• _Records shown_:
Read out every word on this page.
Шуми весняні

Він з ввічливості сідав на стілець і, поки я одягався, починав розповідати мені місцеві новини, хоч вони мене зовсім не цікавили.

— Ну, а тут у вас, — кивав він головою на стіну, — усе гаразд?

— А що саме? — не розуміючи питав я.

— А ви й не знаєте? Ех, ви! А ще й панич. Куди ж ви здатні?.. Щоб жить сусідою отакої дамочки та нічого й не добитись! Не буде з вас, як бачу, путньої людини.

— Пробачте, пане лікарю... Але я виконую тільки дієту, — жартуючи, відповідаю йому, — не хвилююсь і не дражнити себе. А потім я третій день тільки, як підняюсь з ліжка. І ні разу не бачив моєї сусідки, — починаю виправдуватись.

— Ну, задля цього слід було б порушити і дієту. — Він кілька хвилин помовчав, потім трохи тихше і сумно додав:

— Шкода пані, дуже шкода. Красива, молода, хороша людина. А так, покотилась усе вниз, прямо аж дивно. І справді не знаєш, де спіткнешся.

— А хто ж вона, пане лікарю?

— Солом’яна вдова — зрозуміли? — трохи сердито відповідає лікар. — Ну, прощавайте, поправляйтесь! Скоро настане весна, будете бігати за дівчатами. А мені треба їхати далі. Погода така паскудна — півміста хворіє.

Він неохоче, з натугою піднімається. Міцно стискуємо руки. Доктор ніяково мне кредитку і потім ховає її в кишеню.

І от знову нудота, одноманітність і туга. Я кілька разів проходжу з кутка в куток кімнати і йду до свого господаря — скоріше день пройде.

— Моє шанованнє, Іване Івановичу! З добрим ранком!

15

• _Task details_: Make an exact copy of every line in the data.

• _Exercise solution_:
Read out every word on this page.
Шуми весняні

Він з ввічливості сідав на стілець і, поки я одягався, починав розповідати мені місцеві новини, хоч вони мене зовсім не цікавили.

— Ну, а тут у вас, — кивав він головою на стіну, — усе гаразд?

— А що саме? — не розуміючи питав я.

— А ви й не знаєте? Ех, ви! А ще й панич. Куди ж ви здатні?.. Щоб жить сусідою отакої дамочки та нічого й не добитись! Не буде з вас, як бачу, путньої людини.

— Пробачте, пане лікарю... Але я виконую тільки дієту, — жартуючи, відповідаю йому, — не хвилююсь і не дражнити себе. А потім я третій день тільки, як підняюсь з ліжка. І ні разу не бачив моєї сусідки, — починаю виправдуватись.

— Ну, задля цього слід було б порушити і дієту. — Він кілька хвилин помовчав, потім трохи тихше і сумно додав:

— Шкода пані, дуже шкода. Красива, молода, хороша людина. А так, покотилась усе вниз, прямо аж дивно. І справді не знаєш, де спіткнешся.

— А хто ж вона, пане лікарю?

— Солом’яна вдова — зрозуміли? — трохи сердито відповідає лікар. — Ну, прощавайте, поправляйтесь! Скоро настане весна, будете бігати за дівчатами. А мені треба їхати далі. Погода така паскудна — півміста хворіє.

Він неохоче, з натугою піднімається. Міцно стискуємо руки. Доктор ніяково мне кредитку і потім ховає її в кишеню.

І от знову нудота, одноманітність і туга. Я кілька разів проходжу з кутка в куток кімнати і йду до свого господаря — скоріше день пройде.

— Моє шанованнє, Іване Івановичу! З добрим ранком!

15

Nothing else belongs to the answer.